◆ **SOURCE**

Question Answers “The Portrait of a Lady”:

Understanding The Text: 


Q1: The three phases of the author’s relationship with his grandmother before he left the country to study abroad. 

A1: The three phases of the author’s relationship with his grandmother before he left the country to study abroad:

  • Childhood companionship and shared routines, including going to school together and spending time in each other’s company.
  • Transitioning to urban life with the author’s parents results in a gradual distancing as the author attends an English school, and their interactions become less frequent.
  • Reunion upon the author’s return from abroad is marked by a sense of familiarity and a recognition of the changes that have occurred during his absence.

Q2: Three reasons why the author’s grandmother was disturbed when he started going to the city school.

A2: Three reasons why the author’s grandmother was disturbed when he started going to the city school:

  • The English school curriculum lacked teaching about God and the scriptures, which was important to the grandmother.

◆ **COLLECTED DATA**

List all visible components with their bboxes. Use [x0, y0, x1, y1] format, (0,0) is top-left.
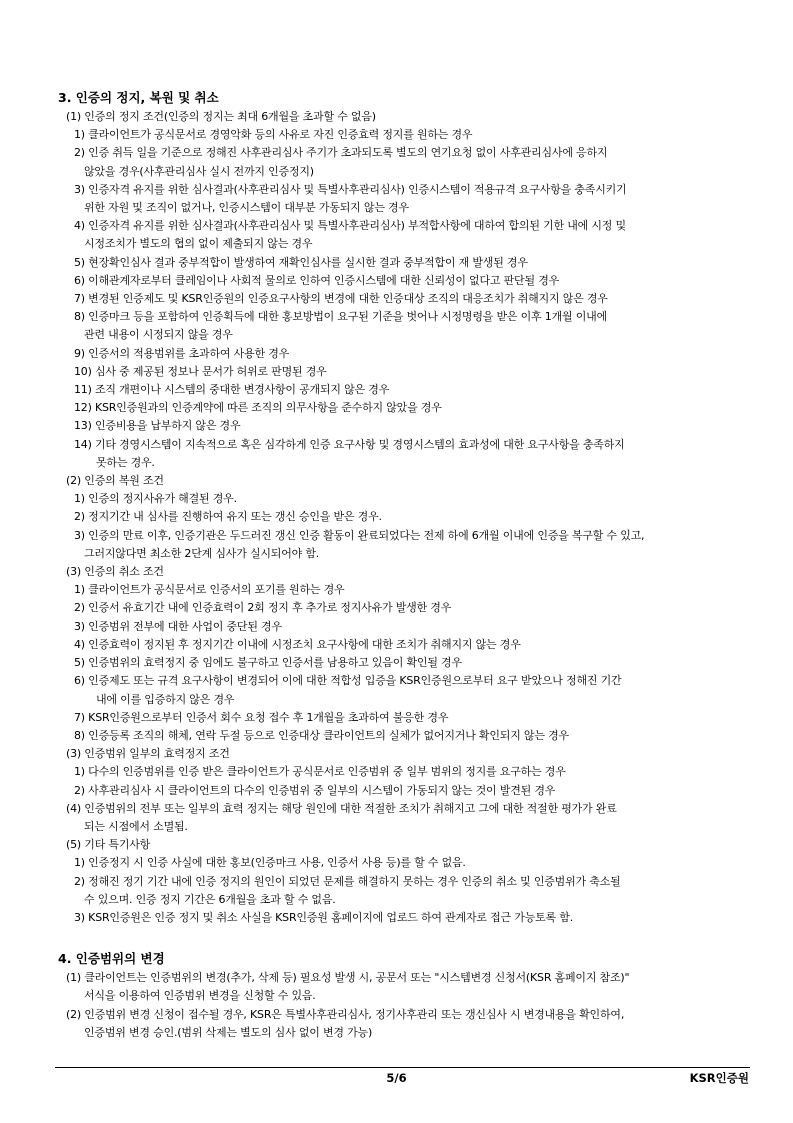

◆ **REQUIREMENT A**
Decide whether each statement below agrees with the study guide on "The Portrait of a Lady." Answer yes or no for each and quote the exact words of the guide that settle it. (i) In childhood, the author and his grandmother went to school together. (ii) The English school taught about God and the scriptures. (iii) After the move to the city, the author and his grandmother interacted more often.
◆ **REQUIREMENT B**
Rewrite the study guide on "The Portrait of a Lady" from "Q2: Three reasons" to "to the grandmother.", replacing "city school" with "town school".
◆ **REQUIREMENT C**
Continue the study guide on "The Portrait of a Lady" from the point where it stops.

◆ **WRITTEN ANSWER A**
(i) Yes: "going to school together"
(ii) No: "The English school curriculum lacked teaching about God and the scriptures"
(iii) No: "their interactions become less frequent"

◆ **WRITTEN ANSWER B**
Q2: Three reasons why the author’s grandmother was disturbed when he started going to the town school.

A2: Three reasons why the author’s grandmother was disturbed when he started going to the town school:

  • The English school curriculum lacked teaching about God and the scriptures, which was important to the grandmother.

◆ **WRITTEN ANSWER C**
  • The grandmother couldn’t assist with the author’s lessons, as she did not believe in the subjects taught at the English school.
  • The introduction of music lessons, which the grandmother associated with hedonism and considered inappropriate for respectable individuals.

Q3: Three ways in which the author’s grandmother spent her days after he grew up. 

A3: Three ways in which the author’s grandmother spent her days after he grew up:

  • Engaging in prayer and reciting scriptures occupied much of her time.
  • Feeding sparrows in the courtyard, demonstrating her care and connection to nature.
  • Spending hours at her spinning wheel symbolises her commitment to traditional activities and routines.

Q4: The odd way in which the author’s grandmother behaved just before she died. 

A4: The odd way in which the author’s grandmother behaved just before she died:

Just before she died, the author’s grandmother stopped praying, which was unusual behaviour for her. This departure from her usual routine indicated a significant change in her mindset or acceptance of her impending death.

Q5: The way in which the sparrows expressed their sorrow when the author’s grandmother died.

A5: How the sparrows expressed their sorrow when the author’s grandmother died:

The sparrows gathered around the grandmother’s room and remained scattered throughout, creating a solemn atmosphere. Their quiet presence and lack of chirping indicated a sense of mourning and respect for the grandmother, highlighting her close bond with nature.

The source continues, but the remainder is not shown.